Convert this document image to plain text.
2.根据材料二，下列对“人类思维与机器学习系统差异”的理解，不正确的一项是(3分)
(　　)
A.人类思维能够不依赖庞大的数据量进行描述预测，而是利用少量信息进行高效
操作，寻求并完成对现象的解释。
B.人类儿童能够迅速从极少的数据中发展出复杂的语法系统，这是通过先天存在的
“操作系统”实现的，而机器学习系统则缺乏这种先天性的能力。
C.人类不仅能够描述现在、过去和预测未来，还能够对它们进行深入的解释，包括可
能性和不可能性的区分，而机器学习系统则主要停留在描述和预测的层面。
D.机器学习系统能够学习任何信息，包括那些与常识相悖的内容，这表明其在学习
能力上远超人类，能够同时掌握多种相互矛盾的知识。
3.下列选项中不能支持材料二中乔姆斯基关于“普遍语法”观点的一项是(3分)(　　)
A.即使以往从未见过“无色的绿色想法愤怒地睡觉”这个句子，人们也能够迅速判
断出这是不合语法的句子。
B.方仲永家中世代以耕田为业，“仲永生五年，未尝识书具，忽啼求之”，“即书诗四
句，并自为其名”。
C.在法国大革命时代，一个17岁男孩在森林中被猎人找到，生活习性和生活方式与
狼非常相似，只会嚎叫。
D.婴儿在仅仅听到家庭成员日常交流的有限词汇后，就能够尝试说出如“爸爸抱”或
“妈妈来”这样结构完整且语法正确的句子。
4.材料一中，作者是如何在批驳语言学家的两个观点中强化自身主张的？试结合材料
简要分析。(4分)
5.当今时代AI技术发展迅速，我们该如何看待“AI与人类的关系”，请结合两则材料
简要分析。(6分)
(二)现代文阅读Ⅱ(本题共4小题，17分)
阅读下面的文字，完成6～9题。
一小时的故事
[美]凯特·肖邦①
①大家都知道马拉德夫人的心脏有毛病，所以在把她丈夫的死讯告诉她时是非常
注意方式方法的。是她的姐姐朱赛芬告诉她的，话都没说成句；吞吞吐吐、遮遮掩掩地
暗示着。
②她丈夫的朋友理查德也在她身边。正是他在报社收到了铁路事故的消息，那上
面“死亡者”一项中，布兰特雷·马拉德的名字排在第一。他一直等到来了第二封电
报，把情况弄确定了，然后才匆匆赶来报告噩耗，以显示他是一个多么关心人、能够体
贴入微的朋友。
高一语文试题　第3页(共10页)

• • • • •

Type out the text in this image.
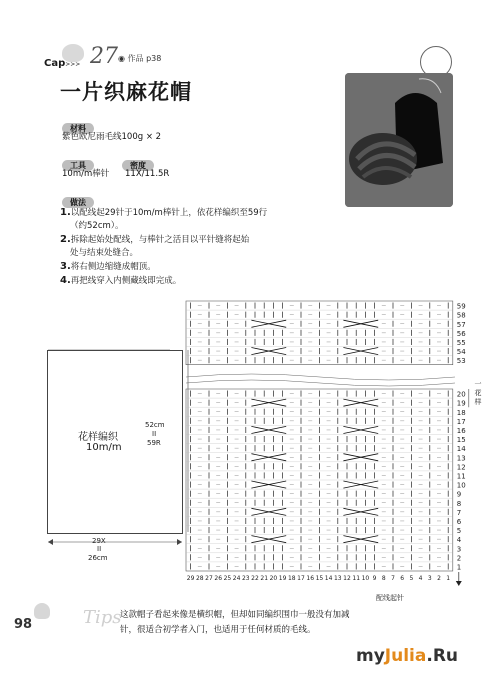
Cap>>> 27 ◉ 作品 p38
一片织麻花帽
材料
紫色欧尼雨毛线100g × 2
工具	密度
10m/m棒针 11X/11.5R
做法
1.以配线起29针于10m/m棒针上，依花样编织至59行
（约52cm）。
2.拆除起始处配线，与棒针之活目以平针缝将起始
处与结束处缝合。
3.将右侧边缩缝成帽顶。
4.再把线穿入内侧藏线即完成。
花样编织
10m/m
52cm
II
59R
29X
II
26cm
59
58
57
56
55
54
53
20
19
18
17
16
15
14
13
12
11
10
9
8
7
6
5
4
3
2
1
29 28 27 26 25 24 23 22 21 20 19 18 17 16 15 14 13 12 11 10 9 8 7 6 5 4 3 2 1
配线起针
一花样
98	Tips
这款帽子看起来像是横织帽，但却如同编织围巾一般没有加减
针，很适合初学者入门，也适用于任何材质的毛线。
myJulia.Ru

• • • • •

• _To do_
Search the entries for the word "text" and gather every line where it appears.

• _Result of the task_
Convert this document image to plain text.
Type out the text in this image.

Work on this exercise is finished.